Data entries for graphics:
════════
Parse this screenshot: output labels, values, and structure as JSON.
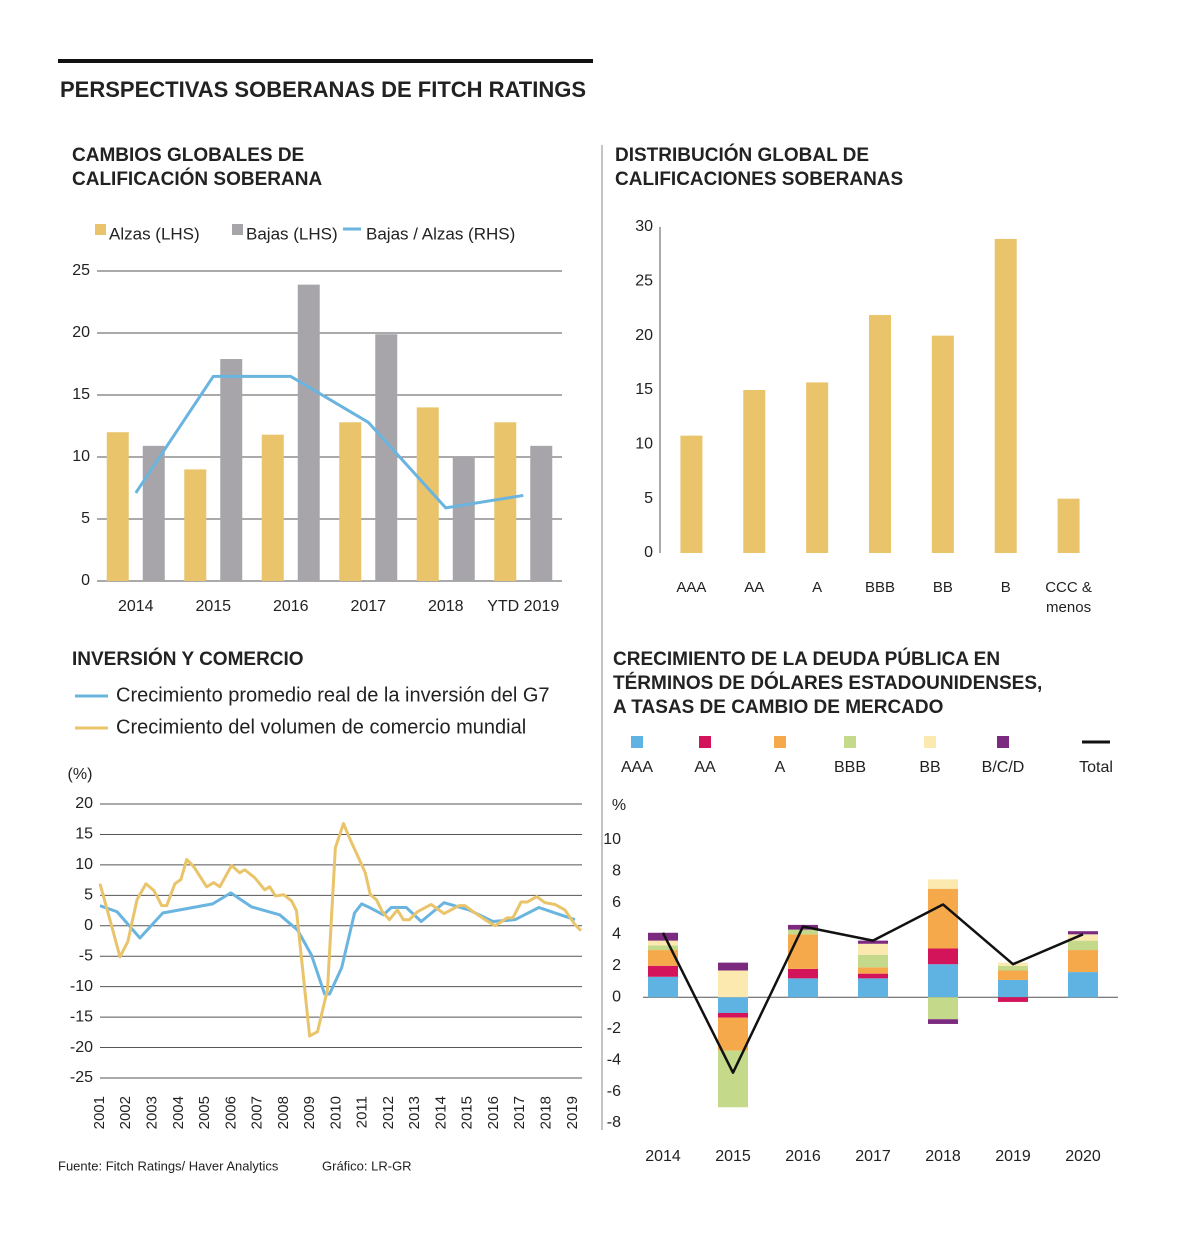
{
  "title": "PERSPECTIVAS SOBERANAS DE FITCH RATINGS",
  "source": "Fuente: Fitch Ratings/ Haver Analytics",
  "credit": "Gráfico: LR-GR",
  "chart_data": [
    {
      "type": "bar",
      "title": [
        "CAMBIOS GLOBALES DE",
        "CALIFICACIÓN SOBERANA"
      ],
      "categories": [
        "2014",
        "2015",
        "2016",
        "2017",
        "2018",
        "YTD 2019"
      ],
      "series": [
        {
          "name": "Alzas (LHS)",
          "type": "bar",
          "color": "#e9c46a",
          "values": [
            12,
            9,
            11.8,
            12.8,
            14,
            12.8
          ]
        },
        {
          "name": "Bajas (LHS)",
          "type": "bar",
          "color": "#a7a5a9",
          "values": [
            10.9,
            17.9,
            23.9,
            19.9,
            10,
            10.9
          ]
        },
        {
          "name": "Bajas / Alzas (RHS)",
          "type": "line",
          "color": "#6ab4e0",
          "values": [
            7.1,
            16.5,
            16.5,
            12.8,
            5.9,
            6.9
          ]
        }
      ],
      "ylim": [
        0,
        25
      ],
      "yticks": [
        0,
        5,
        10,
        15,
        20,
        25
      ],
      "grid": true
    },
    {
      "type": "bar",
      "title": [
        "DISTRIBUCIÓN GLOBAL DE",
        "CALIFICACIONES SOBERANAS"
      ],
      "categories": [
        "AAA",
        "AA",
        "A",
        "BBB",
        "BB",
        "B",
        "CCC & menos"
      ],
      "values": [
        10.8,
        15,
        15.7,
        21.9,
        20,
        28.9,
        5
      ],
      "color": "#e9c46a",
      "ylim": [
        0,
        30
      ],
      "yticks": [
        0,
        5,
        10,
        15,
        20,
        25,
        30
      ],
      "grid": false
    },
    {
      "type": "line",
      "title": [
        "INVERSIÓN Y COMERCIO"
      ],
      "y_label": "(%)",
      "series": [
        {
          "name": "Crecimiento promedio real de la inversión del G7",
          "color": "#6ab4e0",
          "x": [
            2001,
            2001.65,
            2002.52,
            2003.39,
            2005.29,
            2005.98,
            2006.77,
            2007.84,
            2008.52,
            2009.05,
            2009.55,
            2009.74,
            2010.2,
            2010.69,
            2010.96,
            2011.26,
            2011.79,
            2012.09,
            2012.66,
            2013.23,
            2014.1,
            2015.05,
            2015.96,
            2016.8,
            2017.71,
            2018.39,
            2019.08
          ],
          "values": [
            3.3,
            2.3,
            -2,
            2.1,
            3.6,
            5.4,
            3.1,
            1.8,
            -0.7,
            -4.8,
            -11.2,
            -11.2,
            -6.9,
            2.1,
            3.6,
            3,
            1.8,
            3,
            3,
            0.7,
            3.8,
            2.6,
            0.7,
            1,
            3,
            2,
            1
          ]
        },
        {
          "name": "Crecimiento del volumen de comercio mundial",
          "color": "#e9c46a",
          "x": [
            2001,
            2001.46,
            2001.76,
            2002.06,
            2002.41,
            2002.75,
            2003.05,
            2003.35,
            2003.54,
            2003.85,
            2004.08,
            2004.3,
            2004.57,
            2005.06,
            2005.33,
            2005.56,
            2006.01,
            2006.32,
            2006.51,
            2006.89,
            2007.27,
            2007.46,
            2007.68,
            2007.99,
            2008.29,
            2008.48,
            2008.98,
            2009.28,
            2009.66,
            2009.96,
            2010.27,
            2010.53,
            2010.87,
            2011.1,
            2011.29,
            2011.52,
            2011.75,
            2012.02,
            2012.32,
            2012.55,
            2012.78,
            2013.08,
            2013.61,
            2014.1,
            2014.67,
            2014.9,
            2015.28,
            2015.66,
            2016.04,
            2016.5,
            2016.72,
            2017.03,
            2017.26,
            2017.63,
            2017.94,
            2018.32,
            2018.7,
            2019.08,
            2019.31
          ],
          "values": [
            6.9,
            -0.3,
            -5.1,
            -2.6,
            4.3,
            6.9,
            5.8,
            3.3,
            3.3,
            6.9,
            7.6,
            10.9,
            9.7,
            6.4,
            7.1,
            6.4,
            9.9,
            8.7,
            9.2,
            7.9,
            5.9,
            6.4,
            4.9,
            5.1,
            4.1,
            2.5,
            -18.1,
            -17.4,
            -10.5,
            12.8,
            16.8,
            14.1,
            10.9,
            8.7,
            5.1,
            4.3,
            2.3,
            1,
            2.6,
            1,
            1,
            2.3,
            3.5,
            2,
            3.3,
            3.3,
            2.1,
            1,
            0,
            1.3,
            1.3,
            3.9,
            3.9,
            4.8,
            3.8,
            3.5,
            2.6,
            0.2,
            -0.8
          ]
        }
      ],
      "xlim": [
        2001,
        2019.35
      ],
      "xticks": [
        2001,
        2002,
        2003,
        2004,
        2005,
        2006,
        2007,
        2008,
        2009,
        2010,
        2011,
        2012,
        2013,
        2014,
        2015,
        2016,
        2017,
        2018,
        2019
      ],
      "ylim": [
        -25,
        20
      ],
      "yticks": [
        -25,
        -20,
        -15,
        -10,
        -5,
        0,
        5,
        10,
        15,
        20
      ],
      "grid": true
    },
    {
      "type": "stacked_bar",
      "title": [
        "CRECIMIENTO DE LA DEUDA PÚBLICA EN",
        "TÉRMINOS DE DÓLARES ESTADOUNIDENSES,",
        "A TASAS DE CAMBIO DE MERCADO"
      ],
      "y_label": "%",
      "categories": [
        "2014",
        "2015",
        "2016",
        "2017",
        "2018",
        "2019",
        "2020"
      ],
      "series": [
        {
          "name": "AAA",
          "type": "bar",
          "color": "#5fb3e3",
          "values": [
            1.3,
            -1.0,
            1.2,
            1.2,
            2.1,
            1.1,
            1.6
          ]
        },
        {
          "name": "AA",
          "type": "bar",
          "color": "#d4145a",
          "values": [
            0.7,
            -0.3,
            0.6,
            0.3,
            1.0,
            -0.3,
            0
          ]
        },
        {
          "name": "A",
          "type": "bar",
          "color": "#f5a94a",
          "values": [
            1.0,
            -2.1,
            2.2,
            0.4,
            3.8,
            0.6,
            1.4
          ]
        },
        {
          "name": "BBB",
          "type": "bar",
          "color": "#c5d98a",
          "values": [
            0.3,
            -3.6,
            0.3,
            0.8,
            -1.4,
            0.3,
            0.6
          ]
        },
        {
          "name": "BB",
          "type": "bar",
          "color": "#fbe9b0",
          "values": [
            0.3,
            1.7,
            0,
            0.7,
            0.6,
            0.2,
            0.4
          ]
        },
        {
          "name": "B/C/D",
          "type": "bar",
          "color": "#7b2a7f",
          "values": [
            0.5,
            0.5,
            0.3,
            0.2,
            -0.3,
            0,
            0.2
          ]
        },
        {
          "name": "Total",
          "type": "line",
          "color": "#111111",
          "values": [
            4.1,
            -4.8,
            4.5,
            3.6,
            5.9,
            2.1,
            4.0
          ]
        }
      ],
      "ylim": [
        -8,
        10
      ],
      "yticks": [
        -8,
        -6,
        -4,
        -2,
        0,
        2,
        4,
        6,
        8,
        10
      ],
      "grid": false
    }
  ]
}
════════
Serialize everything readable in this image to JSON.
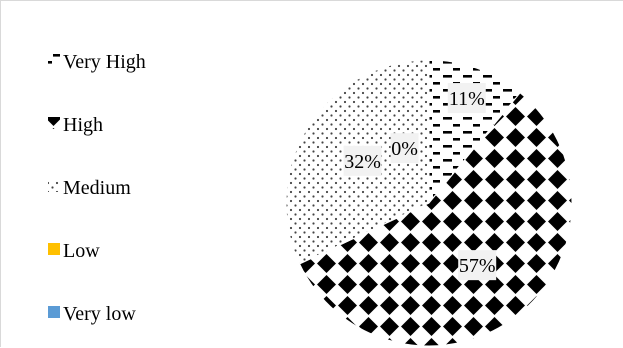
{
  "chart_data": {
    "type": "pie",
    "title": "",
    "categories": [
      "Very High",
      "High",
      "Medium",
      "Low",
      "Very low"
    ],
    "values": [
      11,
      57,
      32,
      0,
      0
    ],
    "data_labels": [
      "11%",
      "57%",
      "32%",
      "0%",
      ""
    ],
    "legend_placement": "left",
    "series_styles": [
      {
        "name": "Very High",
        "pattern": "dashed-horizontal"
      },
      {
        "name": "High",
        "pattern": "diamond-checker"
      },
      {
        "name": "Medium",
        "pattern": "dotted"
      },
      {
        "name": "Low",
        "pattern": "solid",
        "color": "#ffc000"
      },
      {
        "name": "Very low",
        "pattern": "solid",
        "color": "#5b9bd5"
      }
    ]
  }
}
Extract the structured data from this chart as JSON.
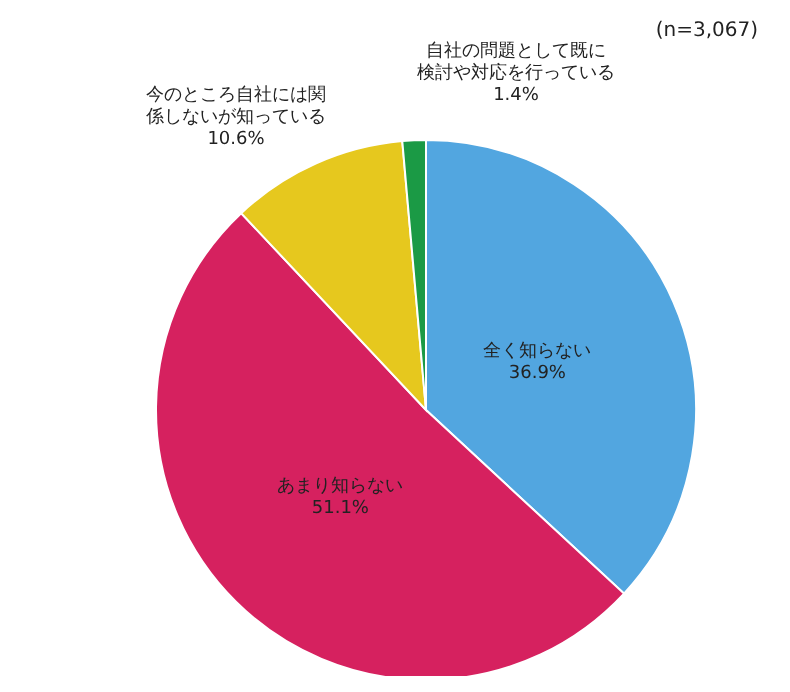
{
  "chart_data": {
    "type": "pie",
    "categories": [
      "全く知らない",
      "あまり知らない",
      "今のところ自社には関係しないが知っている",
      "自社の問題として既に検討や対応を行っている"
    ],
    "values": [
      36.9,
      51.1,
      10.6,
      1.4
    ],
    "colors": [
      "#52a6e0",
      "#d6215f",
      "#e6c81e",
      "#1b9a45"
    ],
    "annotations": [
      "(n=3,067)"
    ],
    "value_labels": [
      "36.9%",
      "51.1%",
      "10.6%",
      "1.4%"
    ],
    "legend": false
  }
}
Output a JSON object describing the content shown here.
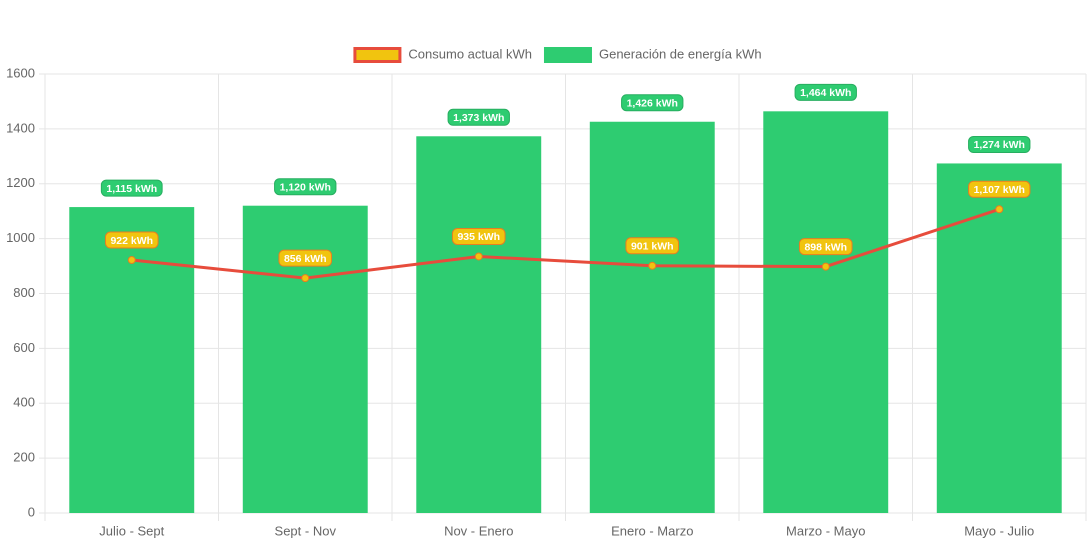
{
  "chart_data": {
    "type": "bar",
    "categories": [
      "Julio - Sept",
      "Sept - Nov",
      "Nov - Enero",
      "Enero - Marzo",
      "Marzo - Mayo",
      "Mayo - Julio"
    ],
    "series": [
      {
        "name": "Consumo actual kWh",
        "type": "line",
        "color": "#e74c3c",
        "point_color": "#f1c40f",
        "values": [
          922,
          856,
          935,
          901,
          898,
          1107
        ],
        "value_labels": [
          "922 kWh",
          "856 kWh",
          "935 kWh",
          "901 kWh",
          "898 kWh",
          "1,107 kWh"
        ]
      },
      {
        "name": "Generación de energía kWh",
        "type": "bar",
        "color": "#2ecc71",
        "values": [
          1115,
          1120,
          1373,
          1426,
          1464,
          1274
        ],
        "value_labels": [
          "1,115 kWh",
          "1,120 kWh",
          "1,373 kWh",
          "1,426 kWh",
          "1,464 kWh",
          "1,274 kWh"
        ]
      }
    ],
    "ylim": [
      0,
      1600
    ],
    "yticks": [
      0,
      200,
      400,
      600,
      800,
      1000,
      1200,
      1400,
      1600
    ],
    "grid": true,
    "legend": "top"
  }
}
════════
▶ [Problem to work on]
From the data above, copy out every line with the string "this" in it.

▶ [Result]
Parse this screenshot: output labels, values, and structure as JSON.
Serialize everything readable in this image to JSON.
Extract the structured data from this chart as JSON.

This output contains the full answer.